- TASK TO COMPLETE:
Below is a set of records; print all of them exactly as written.

----

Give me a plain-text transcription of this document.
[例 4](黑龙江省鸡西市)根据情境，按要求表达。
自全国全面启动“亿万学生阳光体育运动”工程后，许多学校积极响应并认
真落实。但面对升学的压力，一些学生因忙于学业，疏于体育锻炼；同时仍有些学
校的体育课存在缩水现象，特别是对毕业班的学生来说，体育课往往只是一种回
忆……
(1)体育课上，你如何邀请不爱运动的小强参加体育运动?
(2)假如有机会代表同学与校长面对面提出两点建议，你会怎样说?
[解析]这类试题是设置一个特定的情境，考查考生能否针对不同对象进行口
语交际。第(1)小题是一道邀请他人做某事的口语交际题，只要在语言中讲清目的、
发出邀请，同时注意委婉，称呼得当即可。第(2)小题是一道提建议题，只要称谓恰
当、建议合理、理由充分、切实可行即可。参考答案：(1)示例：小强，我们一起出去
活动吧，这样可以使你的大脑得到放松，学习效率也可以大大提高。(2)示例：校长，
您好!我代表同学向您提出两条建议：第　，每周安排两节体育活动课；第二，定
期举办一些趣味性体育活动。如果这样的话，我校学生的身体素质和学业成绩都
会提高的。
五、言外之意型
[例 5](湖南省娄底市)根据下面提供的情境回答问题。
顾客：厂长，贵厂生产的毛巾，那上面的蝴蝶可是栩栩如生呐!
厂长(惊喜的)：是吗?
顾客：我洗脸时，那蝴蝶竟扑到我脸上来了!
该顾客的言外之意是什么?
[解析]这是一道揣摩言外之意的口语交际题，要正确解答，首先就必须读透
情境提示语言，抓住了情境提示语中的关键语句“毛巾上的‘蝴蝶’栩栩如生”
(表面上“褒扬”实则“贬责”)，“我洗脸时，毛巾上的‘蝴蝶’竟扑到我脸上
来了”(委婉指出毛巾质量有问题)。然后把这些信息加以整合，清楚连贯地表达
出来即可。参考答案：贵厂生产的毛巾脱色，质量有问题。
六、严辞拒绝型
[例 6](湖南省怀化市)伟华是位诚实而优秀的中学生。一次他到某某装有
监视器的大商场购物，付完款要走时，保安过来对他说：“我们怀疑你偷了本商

----

- EXERCISE OUTPUT:
Give me a plain-text transcription of this document.
[例 4](黑龙江省鸡西市)根据情境，按要求表达。
自全国全面启动“亿万学生阳光体育运动”工程后，许多学校积极响应并认
真落实。但面对升学的压力，一些学生因忙于学业，疏于体育锻炼；同时仍有些学
校的体育课存在缩水现象，特别是对毕业班的学生来说，体育课往往只是一种回
忆……
(1)体育课上，你如何邀请不爱运动的小强参加体育运动?
(2)假如有机会代表同学与校长面对面提出两点建议，你会怎样说?
[解析]这类试题是设置一个特定的情境，考查考生能否针对不同对象进行口
语交际。第(1)小题是一道邀请他人做某事的口语交际题，只要在语言中讲清目的、
发出邀请，同时注意委婉，称呼得当即可。第(2)小题是一道提建议题，只要称谓恰
当、建议合理、理由充分、切实可行即可。参考答案：(1)示例：小强，我们一起出去
活动吧，这样可以使你的大脑得到放松，学习效率也可以大大提高。(2)示例：校长，
您好!我代表同学向您提出两条建议：第　，每周安排两节体育活动课；第二，定
期举办一些趣味性体育活动。如果这样的话，我校学生的身体素质和学业成绩都
会提高的。
五、言外之意型
[例 5](湖南省娄底市)根据下面提供的情境回答问题。
顾客：厂长，贵厂生产的毛巾，那上面的蝴蝶可是栩栩如生呐!
厂长(惊喜的)：是吗?
顾客：我洗脸时，那蝴蝶竟扑到我脸上来了!
该顾客的言外之意是什么?
[解析]这是一道揣摩言外之意的口语交际题，要正确解答，首先就必须读透
情境提示语言，抓住了情境提示语中的关键语句“毛巾上的‘蝴蝶’栩栩如生”
(表面上“褒扬”实则“贬责”)，“我洗脸时，毛巾上的‘蝴蝶’竟扑到我脸上
来了”(委婉指出毛巾质量有问题)。然后把这些信息加以整合，清楚连贯地表达
出来即可。参考答案：贵厂生产的毛巾脱色，质量有问题。
六、严辞拒绝型
[例 6](湖南省怀化市)伟华是位诚实而优秀的中学生。一次他到某某装有
监视器的大商场购物，付完款要走时，保安过来对他说：“我们怀疑你偷了本商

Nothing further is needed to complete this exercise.